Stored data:
BEGIN

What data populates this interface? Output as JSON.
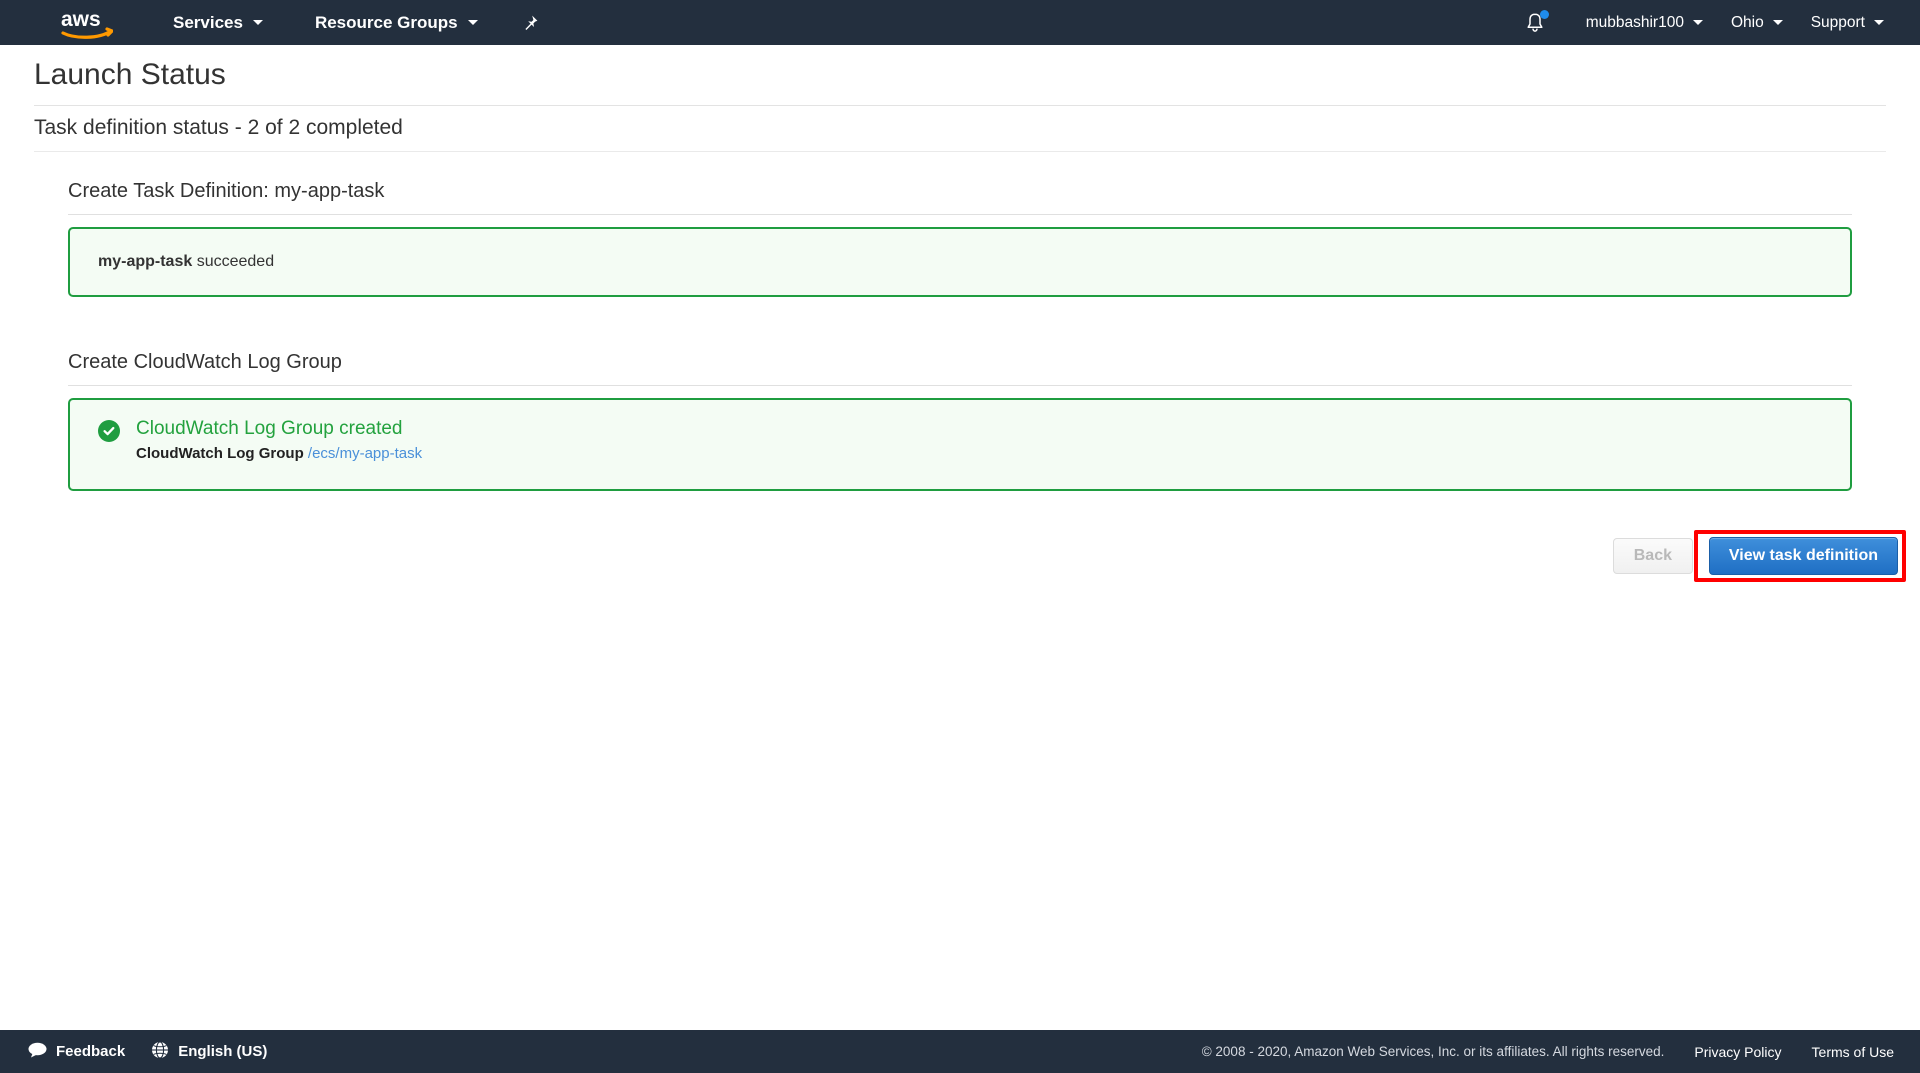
{
  "navbar": {
    "logo_alt": "aws",
    "services_label": "Services",
    "resource_groups_label": "Resource Groups",
    "pin_icon": "pushpin-icon",
    "bell_icon": "notifications-bell-icon",
    "account_label": "mubbashir100",
    "region_label": "Ohio",
    "support_label": "Support",
    "accent_notification_color": "#1f8ced",
    "background_color": "#232f3e"
  },
  "page": {
    "title": "Launch Status",
    "subtitle": "Task definition status - 2 of 2 completed"
  },
  "sections": [
    {
      "heading": "Create Task Definition: my-app-task",
      "kind": "plain",
      "bold_text": "my-app-task",
      "rest_text": " succeeded"
    },
    {
      "heading": "Create CloudWatch Log Group",
      "kind": "detailed",
      "status_icon": "check-circle-icon",
      "status_title": "CloudWatch Log Group created",
      "detail_label": "CloudWatch Log Group",
      "detail_link": "/ecs/my-app-task",
      "success_color": "#23a23e",
      "link_color": "#4a90d9"
    }
  ],
  "actions": {
    "back_label": "Back",
    "primary_label": "View task definition",
    "primary_color": "#2f7fd0",
    "highlight_color": "#ff0000"
  },
  "footer": {
    "feedback_label": "Feedback",
    "feedback_icon": "speech-bubble-icon",
    "language_label": "English (US)",
    "language_icon": "globe-icon",
    "copyright": "© 2008 - 2020, Amazon Web Services, Inc. or its affiliates. All rights reserved.",
    "privacy_label": "Privacy Policy",
    "terms_label": "Terms of Use"
  }
}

END

DESCRIPTION OF THE TASK: Reproduce every record above exactly, omitting the pictures.

RESPONSE FOR THIS EXERCISE:
What data populates this interface? Output as JSON.
{
  "navbar": {
    "logo_alt": "aws",
    "services_label": "Services",
    "resource_groups_label": "Resource Groups",
    "pin_icon": "pushpin-icon",
    "bell_icon": "notifications-bell-icon",
    "account_label": "mubbashir100",
    "region_label": "Ohio",
    "support_label": "Support",
    "accent_notification_color": "#1f8ced",
    "background_color": "#232f3e"
  },
  "page": {
    "title": "Launch Status",
    "subtitle": "Task definition status - 2 of 2 completed"
  },
  "sections": [
    {
      "heading": "Create Task Definition: my-app-task",
      "kind": "plain",
      "bold_text": "my-app-task",
      "rest_text": " succeeded"
    },
    {
      "heading": "Create CloudWatch Log Group",
      "kind": "detailed",
      "status_icon": "check-circle-icon",
      "status_title": "CloudWatch Log Group created",
      "detail_label": "CloudWatch Log Group",
      "detail_link": "/ecs/my-app-task",
      "success_color": "#23a23e",
      "link_color": "#4a90d9"
    }
  ],
  "actions": {
    "back_label": "Back",
    "primary_label": "View task definition",
    "primary_color": "#2f7fd0",
    "highlight_color": "#ff0000"
  },
  "footer": {
    "feedback_label": "Feedback",
    "feedback_icon": "speech-bubble-icon",
    "language_label": "English (US)",
    "language_icon": "globe-icon",
    "copyright": "© 2008 - 2020, Amazon Web Services, Inc. or its affiliates. All rights reserved.",
    "privacy_label": "Privacy Policy",
    "terms_label": "Terms of Use"
  }
}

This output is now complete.